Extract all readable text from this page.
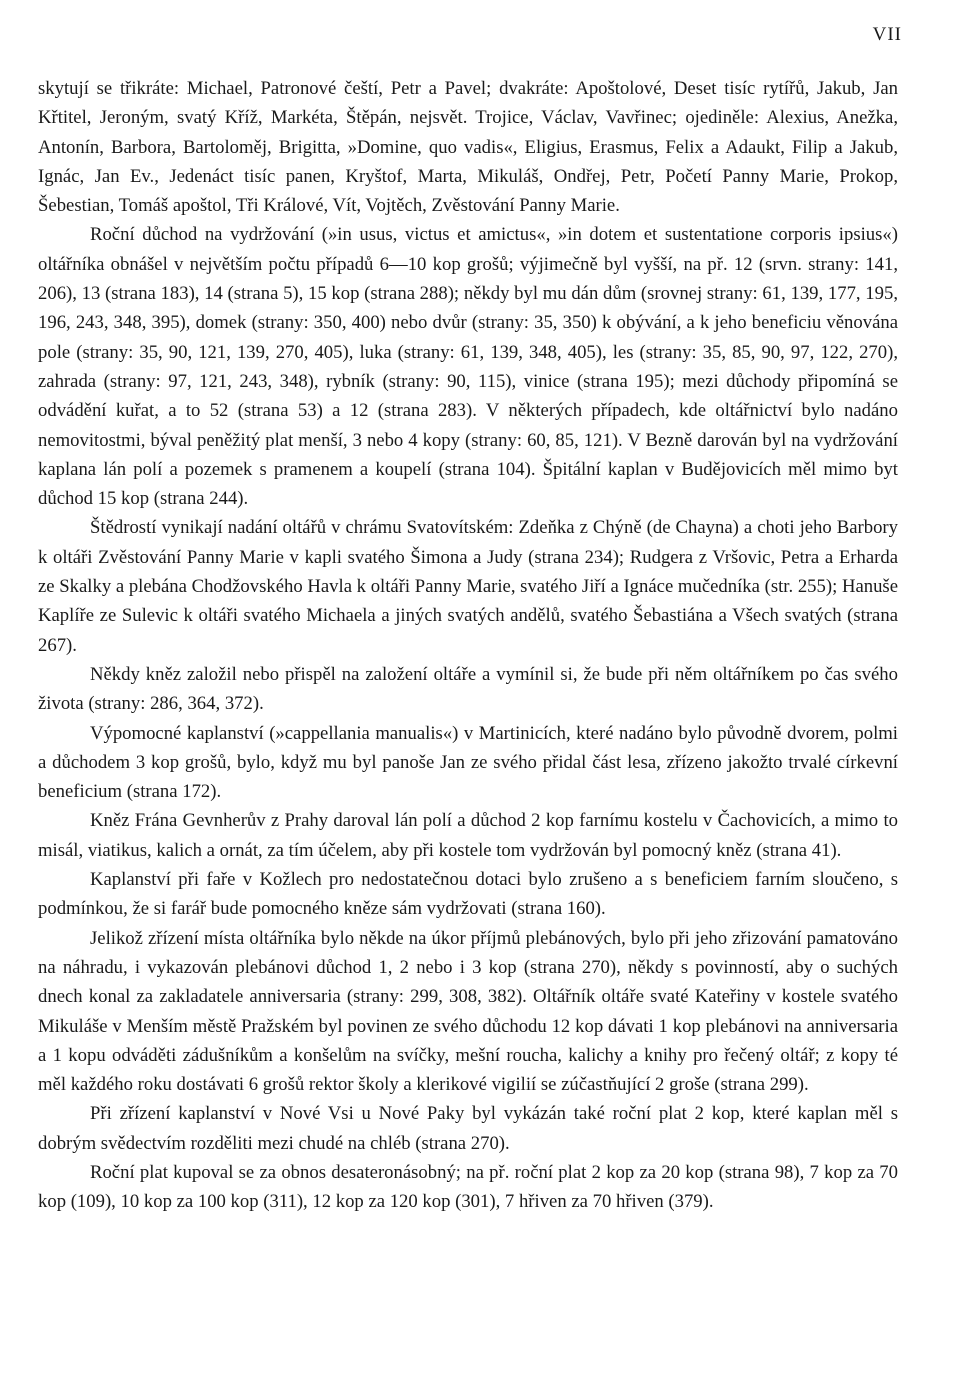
VII

skytují se třikráte: Michael, Patronové čeští, Petr a Pavel; dvakráte: Apoštolové, Deset tisíc rytířů, Jakub, Jan Křtitel, Jeroným, svatý Kříž, Markéta, Štěpán, nejsvět. Trojice, Václav, Vavřinec; ojediněle: Alexius, Anežka, Antonín, Barbora, Bartoloměj, Brigitta, »Domine, quo vadis«, Eligius, Erasmus, Felix a Adaukt, Filip a Jakub, Ignác, Jan Ev., Jedenáct tisíc panen, Kryštof, Marta, Mikuláš, Ondřej, Petr, Početí Panny Marie, Prokop, Šebestian, Tomáš apoštol, Tři Králové, Vít, Vojtěch, Zvěstování Panny Marie.

Roční důchod na vydržování (»in usus, victus et amictus«, »in dotem et sustentatione corporis ipsius«) oltářníka obnášel v největším počtu případů 6—10 kop grošů; výjimečně byl vyšší, na př. 12 (srvn. strany: 141, 206), 13 (strana 183), 14 (strana 5), 15 kop (strana 288); někdy byl mu dán dům (srovnej strany: 61, 139, 177, 195, 196, 243, 348, 395), domek (strany: 350, 400) nebo dvůr (strany: 35, 350) k obývání, a k jeho beneficiu věnována pole (strany: 35, 90, 121, 139, 270, 405), luka (strany: 61, 139, 348, 405), les (strany: 35, 85, 90, 97, 122, 270), zahrada (strany: 97, 121, 243, 348), rybník (strany: 90, 115), vinice (strana 195); mezi důchody připomíná se odvádění kuřat, a to 52 (strana 53) a 12 (strana 283). V některých případech, kde oltářnictví bylo nadáno nemovitostmi, býval peněžitý plat menší, 3 nebo 4 kopy (strany: 60, 85, 121). V Bezně darován byl na vydržování kaplana lán polí a pozemek s pramenem a koupelí (strana 104). Špitální kaplan v Budějovicích měl mimo byt důchod 15 kop (strana 244).

Štědrostí vynikají nadání oltářů v chrámu Svatovítském: Zdeňka z Chýně (de Chayna) a choti jeho Barbory k oltáři Zvěstování Panny Marie v kapli svatého Šimona a Judy (strana 234); Rudgera z Vršovic, Petra a Erharda ze Skalky a plebána Chodžovského Havla k oltáři Panny Marie, svatého Jiří a Ignáce mučedníka (str. 255); Hanuše Kaplíře ze Sulevic k oltáři svatého Michaela a jiných svatých andělů, svatého Šebastiána a Všech svatých (strana 267).

Někdy kněz založil nebo přispěl na založení oltáře a vymínil si, že bude při něm oltářníkem po čas svého života (strany: 286, 364, 372).

Výpomocné kaplanství (»cappellania manualis«) v Martinicích, které nadáno bylo původně dvorem, polmi a důchodem 3 kop grošů, bylo, když mu byl panoše Jan ze svého přidal část lesa, zřízeno jakožto trvalé církevní beneficium (strana 172).

Kněz Frána Gevnherův z Prahy daroval lán polí a důchod 2 kop farnímu kostelu v Čachovicích, a mimo to misál, viatikus, kalich a ornát, za tím účelem, aby při kostele tom vydržován byl pomocný kněz (strana 41).

Kaplanství při faře v Kožlech pro nedostatečnou dotaci bylo zrušeno a s beneficiem farním sloučeno, s podmínkou, že si farář bude pomocného kněze sám vydržovati (strana 160).

Jelikož zřízení místa oltářníka bylo někde na úkor příjmů plebánových, bylo při jeho zřizování pamatováno na náhradu, i vykazován plebánovi důchod 1, 2 nebo i 3 kop (strana 270), někdy s povinností, aby o suchých dnech konal za zakladatele anniversaria (strany: 299, 308, 382). Oltářník oltáře svaté Kateřiny v kostele svatého Mikuláše v Menším městě Pražském byl povinen ze svého důchodu 12 kop dávati 1 kop plebánovi na anniversaria a 1 kopu odváděti zádušníkům a konšelům na svíčky, mešní roucha, kalichy a knihy pro řečený oltář; z kopy té měl každého roku dostávati 6 grošů rektor školy a klerikové vigilií se zúčastňující 2 groše (strana 299).

Při zřízení kaplanství v Nové Vsi u Nové Paky byl vykázán také roční plat 2 kop, které kaplan měl s dobrým svědectvím rozděliti mezi chudé na chléb (strana 270).

Roční plat kupoval se za obnos desateronásobný; na př. roční plat 2 kop za 20 kop (strana 98), 7 kop za 70 kop (109), 10 kop za 100 kop (311), 12 kop za 120 kop (301), 7 hřiven za 70 hřiven (379).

——

EXERCISE DETAILS>
Quote the data exactly, leaving every image out of the copy.

ANSWER TO THIS TASK>
Extract all readable text from this page.
VII

skytují se třikráte: Michael, Patronové čeští, Petr a Pavel; dvakráte: Apoštolové, Deset tisíc rytířů, Jakub, Jan Křtitel, Jeroným, svatý Kříž, Markéta, Štěpán, nejsvět. Trojice, Václav, Vavřinec; ojediněle: Alexius, Anežka, Antonín, Barbora, Bartoloměj, Brigitta, »Domine, quo vadis«, Eligius, Erasmus, Felix a Adaukt, Filip a Jakub, Ignác, Jan Ev., Jedenáct tisíc panen, Kryštof, Marta, Mikuláš, Ondřej, Petr, Početí Panny Marie, Prokop, Šebestian, Tomáš apoštol, Tři Králové, Vít, Vojtěch, Zvěstování Panny Marie.

Roční důchod na vydržování (»in usus, victus et amictus«, »in dotem et sustentatione corporis ipsius«) oltářníka obnášel v největším počtu případů 6—10 kop grošů; výjimečně byl vyšší, na př. 12 (srvn. strany: 141, 206), 13 (strana 183), 14 (strana 5), 15 kop (strana 288); někdy byl mu dán dům (srovnej strany: 61, 139, 177, 195, 196, 243, 348, 395), domek (strany: 350, 400) nebo dvůr (strany: 35, 350) k obývání, a k jeho beneficiu věnována pole (strany: 35, 90, 121, 139, 270, 405), luka (strany: 61, 139, 348, 405), les (strany: 35, 85, 90, 97, 122, 270), zahrada (strany: 97, 121, 243, 348), rybník (strany: 90, 115), vinice (strana 195); mezi důchody připomíná se odvádění kuřat, a to 52 (strana 53) a 12 (strana 283). V některých případech, kde oltářnictví bylo nadáno nemovitostmi, býval peněžitý plat menší, 3 nebo 4 kopy (strany: 60, 85, 121). V Bezně darován byl na vydržování kaplana lán polí a pozemek s pramenem a koupelí (strana 104). Špitální kaplan v Budějovicích měl mimo byt důchod 15 kop (strana 244).

Štědrostí vynikají nadání oltářů v chrámu Svatovítském: Zdeňka z Chýně (de Chayna) a choti jeho Barbory k oltáři Zvěstování Panny Marie v kapli svatého Šimona a Judy (strana 234); Rudgera z Vršovic, Petra a Erharda ze Skalky a plebána Chodžovského Havla k oltáři Panny Marie, svatého Jiří a Ignáce mučedníka (str. 255); Hanuše Kaplíře ze Sulevic k oltáři svatého Michaela a jiných svatých andělů, svatého Šebastiána a Všech svatých (strana 267).

Někdy kněz založil nebo přispěl na založení oltáře a vymínil si, že bude při něm oltářníkem po čas svého života (strany: 286, 364, 372).

Výpomocné kaplanství (»cappellania manualis«) v Martinicích, které nadáno bylo původně dvorem, polmi a důchodem 3 kop grošů, bylo, když mu byl panoše Jan ze svého přidal část lesa, zřízeno jakožto trvalé církevní beneficium (strana 172).

Kněz Frána Gevnherův z Prahy daroval lán polí a důchod 2 kop farnímu kostelu v Čachovicích, a mimo to misál, viatikus, kalich a ornát, za tím účelem, aby při kostele tom vydržován byl pomocný kněz (strana 41).

Kaplanství při faře v Kožlech pro nedostatečnou dotaci bylo zrušeno a s beneficiem farním sloučeno, s podmínkou, že si farář bude pomocného kněze sám vydržovati (strana 160).

Jelikož zřízení místa oltářníka bylo někde na úkor příjmů plebánových, bylo při jeho zřizování pamatováno na náhradu, i vykazován plebánovi důchod 1, 2 nebo i 3 kop (strana 270), někdy s povinností, aby o suchých dnech konal za zakladatele anniversaria (strany: 299, 308, 382). Oltářník oltáře svaté Kateřiny v kostele svatého Mikuláše v Menším městě Pražském byl povinen ze svého důchodu 12 kop dávati 1 kop plebánovi na anniversaria a 1 kopu odváděti zádušníkům a konšelům na svíčky, mešní roucha, kalichy a knihy pro řečený oltář; z kopy té měl každého roku dostávati 6 grošů rektor školy a klerikové vigilií se zúčastňující 2 groše (strana 299).

Při zřízení kaplanství v Nové Vsi u Nové Paky byl vykázán také roční plat 2 kop, které kaplan měl s dobrým svědectvím rozděliti mezi chudé na chléb (strana 270).

Roční plat kupoval se za obnos desateronásobný; na př. roční plat 2 kop za 20 kop (strana 98), 7 kop za 70 kop (109), 10 kop za 100 kop (311), 12 kop za 120 kop (301), 7 hřiven za 70 hřiven (379).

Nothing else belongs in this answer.